**Bloco de texto**
Morte na Escola Adventista fica sem explicação

O Ministério Público Estadual solicitou o arquivamento das investigações pela morte de Miguel Cestari Ricci, de 9 anos, que foi baleado em 29 de setembro de 2010 na Escola Adventista de Embu das Artes, na Região Metropolitana de São Paulo, sem o esclarecimento do caso.

O Estado de S.Paulo

18 Outubro 2011 | 03h04

Segundo a Promotoria, não houve como comprovar quem disparou o tiro que matou o garoto. Na época, um colega de classe foi apontado como o principal suspeito de ter atirado contra Miguel. No entanto, para a promotora Flávia Helena Gonçalves Teixeira, não foi possível encontrar a arma do crime e, até por isso, não há como responsabilizar os pais do menino por uma eventual negligência ao guardar o revólver. Ela acompanhou as investigações desde o início.

Investigador chefe da Delegacia de Taboão da Serra, Ivan Jerônimo da Silva participou do inquérito policial e diz que tudo apontava para o colega de classe de Miguel. "Fomos até onde era possível. No nosso entendimento, havia indícios de que o menino atirou contra o amigo", disse o policial.

Família. O arquivamento do caso sem um esclarecimento sobre como se deu a morte provocou decepção entre os familiares de Miguel. A mãe do garoto, Roberta Cestari Ricci, foi ontem até o Fórum de Embu das Artes para saber o que havia acontecido. "A última informação que eu tive até então era de que estavam investigando. Como alguém não viu o que aconteceu naquele dia? Como pode acontecer isso dentro da sala de aula sem ninguém saber?" / W.C.

[Dados de análise de layout de documentos]

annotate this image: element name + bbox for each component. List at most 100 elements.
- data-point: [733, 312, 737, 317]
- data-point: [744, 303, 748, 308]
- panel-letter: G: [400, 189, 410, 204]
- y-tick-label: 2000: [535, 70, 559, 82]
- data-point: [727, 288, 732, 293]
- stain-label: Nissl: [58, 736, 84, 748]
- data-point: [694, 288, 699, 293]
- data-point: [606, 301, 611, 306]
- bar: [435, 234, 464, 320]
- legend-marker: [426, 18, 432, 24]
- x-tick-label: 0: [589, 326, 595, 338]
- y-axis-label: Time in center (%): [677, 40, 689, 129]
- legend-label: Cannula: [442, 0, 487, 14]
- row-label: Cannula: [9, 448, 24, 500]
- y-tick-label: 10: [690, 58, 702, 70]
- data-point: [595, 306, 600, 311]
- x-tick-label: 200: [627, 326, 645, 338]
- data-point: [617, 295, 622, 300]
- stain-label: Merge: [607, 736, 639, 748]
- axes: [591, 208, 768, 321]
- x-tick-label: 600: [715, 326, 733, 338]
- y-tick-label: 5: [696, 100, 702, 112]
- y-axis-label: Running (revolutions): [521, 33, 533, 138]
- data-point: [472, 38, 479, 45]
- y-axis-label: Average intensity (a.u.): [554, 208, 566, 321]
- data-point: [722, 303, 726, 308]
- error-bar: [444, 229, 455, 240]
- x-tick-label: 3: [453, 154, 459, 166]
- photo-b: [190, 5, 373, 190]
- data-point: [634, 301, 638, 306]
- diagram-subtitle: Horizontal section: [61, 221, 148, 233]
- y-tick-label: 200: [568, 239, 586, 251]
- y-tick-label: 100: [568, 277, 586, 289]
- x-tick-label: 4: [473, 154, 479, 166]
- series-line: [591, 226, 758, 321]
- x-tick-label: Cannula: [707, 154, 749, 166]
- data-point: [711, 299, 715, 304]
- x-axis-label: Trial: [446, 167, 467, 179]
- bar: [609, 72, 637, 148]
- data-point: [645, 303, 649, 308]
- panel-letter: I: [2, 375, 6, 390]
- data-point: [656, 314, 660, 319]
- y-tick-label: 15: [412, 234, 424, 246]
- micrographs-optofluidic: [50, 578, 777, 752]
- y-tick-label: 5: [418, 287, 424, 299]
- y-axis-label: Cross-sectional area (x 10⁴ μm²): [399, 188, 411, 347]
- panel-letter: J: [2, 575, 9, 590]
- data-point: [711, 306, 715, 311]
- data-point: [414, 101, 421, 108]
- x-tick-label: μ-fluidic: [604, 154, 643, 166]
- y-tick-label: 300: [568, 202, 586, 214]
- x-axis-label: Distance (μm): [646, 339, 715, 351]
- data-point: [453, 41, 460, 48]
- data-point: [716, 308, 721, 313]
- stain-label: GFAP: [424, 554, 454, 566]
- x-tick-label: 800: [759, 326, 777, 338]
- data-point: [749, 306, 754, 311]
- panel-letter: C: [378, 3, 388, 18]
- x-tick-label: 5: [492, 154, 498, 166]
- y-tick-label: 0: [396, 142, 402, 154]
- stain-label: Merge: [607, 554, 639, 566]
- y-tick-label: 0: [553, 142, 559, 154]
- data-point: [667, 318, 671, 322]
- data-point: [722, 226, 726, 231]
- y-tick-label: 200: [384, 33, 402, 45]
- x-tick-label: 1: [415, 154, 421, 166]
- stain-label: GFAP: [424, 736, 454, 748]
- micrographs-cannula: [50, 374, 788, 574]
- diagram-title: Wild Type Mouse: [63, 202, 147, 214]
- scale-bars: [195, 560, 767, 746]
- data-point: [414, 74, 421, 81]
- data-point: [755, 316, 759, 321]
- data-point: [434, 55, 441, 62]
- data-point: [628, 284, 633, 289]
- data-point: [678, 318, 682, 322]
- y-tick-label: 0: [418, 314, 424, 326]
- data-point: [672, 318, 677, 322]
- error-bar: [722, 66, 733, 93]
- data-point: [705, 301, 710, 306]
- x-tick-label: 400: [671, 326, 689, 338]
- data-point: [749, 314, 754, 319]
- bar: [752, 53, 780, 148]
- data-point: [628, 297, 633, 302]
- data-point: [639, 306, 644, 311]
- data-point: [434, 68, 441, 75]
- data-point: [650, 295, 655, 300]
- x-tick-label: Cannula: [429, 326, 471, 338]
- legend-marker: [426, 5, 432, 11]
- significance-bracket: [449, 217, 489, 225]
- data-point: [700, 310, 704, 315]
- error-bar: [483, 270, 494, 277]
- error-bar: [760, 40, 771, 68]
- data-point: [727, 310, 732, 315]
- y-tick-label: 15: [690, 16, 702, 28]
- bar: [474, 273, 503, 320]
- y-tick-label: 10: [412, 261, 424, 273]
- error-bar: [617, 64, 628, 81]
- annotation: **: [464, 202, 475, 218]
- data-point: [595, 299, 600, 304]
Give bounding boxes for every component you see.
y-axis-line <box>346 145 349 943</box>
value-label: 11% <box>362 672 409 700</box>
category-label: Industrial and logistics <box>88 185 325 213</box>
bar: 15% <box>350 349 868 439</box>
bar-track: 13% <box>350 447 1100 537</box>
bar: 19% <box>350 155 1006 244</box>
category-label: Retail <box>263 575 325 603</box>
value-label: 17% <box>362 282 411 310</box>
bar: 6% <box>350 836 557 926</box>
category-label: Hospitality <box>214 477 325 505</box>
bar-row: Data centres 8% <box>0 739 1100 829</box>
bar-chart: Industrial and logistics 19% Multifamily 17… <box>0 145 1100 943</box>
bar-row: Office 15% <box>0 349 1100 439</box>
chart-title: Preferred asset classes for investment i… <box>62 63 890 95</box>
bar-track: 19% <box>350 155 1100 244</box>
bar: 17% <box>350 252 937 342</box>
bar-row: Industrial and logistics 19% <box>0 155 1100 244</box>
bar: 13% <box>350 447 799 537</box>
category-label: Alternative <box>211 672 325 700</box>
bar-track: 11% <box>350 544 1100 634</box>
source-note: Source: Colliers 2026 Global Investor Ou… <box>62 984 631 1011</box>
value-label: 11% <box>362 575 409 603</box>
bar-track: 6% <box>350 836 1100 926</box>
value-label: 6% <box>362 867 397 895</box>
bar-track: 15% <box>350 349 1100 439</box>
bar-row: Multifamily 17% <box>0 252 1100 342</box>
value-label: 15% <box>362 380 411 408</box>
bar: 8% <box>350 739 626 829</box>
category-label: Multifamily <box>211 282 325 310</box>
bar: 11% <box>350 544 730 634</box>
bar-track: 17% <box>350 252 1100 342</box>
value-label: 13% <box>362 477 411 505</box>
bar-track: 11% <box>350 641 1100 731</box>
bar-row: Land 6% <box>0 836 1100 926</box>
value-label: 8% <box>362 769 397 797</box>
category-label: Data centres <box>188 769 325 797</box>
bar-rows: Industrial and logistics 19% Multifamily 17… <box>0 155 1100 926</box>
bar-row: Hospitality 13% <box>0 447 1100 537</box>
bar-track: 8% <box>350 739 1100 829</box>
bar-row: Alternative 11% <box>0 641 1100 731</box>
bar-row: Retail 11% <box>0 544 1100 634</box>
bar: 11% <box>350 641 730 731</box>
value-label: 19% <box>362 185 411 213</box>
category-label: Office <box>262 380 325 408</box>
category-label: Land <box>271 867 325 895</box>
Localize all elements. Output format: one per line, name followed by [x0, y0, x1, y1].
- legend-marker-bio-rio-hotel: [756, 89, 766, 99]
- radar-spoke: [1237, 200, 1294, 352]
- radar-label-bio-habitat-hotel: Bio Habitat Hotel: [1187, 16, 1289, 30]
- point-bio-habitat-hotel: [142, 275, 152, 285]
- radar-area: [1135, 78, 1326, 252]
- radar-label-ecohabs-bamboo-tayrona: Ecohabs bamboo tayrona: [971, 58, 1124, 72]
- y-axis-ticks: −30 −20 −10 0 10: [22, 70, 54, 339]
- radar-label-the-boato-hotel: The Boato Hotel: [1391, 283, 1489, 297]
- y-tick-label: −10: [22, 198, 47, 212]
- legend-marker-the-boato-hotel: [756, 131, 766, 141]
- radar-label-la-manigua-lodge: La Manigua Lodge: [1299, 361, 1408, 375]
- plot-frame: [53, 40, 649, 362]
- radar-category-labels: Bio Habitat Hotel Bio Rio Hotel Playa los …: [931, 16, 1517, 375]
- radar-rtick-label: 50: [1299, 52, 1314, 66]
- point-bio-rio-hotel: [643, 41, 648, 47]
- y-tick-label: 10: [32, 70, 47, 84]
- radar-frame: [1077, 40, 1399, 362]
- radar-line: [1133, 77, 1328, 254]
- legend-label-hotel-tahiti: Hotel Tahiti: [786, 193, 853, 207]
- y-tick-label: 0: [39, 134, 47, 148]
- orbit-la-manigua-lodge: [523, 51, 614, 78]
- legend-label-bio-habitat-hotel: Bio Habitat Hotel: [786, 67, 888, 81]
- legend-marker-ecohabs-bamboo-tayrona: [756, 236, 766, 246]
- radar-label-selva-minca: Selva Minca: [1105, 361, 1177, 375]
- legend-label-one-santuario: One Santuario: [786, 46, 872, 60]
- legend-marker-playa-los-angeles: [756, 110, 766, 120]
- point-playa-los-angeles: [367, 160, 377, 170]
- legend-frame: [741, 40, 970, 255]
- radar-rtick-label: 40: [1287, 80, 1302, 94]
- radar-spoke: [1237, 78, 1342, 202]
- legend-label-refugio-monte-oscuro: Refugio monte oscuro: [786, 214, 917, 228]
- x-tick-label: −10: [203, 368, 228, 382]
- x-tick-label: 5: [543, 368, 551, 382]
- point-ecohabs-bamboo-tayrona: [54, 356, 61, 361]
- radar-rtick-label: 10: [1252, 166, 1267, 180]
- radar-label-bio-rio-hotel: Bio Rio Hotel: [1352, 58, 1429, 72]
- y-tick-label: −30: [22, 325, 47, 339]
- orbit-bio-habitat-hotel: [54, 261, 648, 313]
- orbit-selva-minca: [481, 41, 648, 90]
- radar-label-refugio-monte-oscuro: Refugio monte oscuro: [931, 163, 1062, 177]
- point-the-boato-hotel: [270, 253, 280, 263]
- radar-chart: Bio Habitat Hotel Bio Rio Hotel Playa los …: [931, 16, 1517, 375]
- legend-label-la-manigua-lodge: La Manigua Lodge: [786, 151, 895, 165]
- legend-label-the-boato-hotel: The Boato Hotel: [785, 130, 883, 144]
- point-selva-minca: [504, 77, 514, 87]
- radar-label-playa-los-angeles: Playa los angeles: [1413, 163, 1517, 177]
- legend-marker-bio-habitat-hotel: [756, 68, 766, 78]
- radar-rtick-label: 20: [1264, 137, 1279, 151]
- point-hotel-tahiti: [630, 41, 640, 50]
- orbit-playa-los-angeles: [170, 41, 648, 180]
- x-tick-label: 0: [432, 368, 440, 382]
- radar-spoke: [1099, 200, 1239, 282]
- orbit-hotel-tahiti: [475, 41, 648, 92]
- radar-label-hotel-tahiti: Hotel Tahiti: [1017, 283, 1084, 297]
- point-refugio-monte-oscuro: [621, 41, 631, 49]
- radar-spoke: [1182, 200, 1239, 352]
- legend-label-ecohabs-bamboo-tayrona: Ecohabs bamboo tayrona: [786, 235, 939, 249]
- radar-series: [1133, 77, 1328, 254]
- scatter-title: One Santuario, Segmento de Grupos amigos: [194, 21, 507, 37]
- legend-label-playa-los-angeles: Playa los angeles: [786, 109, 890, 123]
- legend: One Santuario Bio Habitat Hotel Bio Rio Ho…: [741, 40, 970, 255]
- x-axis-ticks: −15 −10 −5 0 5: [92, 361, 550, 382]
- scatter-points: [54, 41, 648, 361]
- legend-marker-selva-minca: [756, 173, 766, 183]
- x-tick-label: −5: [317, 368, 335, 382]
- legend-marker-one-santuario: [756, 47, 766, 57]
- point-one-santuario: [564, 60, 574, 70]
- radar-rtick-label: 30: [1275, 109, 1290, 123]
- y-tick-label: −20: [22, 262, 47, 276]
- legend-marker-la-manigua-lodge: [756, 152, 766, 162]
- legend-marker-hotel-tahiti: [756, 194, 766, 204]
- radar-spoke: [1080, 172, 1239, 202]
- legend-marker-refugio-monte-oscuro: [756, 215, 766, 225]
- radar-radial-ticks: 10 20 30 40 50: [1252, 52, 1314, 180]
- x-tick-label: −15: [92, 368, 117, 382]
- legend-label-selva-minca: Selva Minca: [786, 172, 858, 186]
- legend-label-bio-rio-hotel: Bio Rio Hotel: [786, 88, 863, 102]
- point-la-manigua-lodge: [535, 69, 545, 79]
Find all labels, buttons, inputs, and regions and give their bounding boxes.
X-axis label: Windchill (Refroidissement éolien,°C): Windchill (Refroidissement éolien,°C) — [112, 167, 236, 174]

**Atividade**
Na notícia sobre a morte na Escola Adventista, em que data Miguel Cestari Ricci foi baleado? Os registros não têm papel nenhum aqui.

**Solução**
Em 29 de setembro de 2010.